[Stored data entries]
--------------------------------

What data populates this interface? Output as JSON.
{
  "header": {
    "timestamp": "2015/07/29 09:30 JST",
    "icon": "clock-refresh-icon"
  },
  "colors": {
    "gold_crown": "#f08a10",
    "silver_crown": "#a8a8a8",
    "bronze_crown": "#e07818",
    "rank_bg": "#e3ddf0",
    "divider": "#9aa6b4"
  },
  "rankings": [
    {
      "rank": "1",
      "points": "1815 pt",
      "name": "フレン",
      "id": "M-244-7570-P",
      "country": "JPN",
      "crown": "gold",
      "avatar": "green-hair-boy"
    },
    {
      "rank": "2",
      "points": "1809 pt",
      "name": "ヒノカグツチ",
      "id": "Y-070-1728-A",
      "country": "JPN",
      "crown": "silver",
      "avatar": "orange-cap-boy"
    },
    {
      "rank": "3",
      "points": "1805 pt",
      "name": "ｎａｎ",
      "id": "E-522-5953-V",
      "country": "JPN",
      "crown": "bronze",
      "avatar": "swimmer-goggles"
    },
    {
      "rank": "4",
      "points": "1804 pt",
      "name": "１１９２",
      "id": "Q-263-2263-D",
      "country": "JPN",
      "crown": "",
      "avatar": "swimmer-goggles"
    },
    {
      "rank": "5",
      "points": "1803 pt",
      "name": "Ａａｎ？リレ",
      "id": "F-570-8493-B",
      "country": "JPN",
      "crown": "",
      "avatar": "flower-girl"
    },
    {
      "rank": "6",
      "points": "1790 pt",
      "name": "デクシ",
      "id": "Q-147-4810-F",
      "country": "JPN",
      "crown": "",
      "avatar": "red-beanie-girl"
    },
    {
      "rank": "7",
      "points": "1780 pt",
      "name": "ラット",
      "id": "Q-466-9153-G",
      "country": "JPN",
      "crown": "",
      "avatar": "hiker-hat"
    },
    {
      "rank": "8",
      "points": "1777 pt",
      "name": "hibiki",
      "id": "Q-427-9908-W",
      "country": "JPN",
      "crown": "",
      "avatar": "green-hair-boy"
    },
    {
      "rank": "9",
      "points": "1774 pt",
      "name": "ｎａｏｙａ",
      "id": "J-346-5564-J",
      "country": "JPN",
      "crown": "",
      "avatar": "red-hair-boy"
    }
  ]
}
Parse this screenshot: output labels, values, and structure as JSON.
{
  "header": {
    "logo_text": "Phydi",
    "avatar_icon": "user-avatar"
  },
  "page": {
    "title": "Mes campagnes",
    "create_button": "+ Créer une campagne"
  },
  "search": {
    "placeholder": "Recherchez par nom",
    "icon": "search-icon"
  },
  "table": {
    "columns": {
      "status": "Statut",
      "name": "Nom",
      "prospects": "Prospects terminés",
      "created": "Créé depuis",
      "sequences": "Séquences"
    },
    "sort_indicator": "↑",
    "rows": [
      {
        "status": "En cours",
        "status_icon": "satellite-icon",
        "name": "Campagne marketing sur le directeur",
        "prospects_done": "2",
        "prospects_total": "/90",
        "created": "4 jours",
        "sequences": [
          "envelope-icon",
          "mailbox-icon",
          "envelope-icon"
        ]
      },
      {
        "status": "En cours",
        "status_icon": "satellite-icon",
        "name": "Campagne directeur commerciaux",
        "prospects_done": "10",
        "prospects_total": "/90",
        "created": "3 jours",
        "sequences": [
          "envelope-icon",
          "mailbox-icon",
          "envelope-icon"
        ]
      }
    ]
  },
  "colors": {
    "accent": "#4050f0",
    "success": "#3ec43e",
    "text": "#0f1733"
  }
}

--------------------------------

### EXERCISE AIM
Find the word "points" in the records and pull out each line that has it.

### REPLY
      "points": "1815 pt",
      "points": "1809 pt",
      "points": "1805 pt",
      "points": "1804 pt",
      "points": "1803 pt",
      "points": "1790 pt",
      "points": "1780 pt",
      "points": "1777 pt",
      "points": "1774 pt",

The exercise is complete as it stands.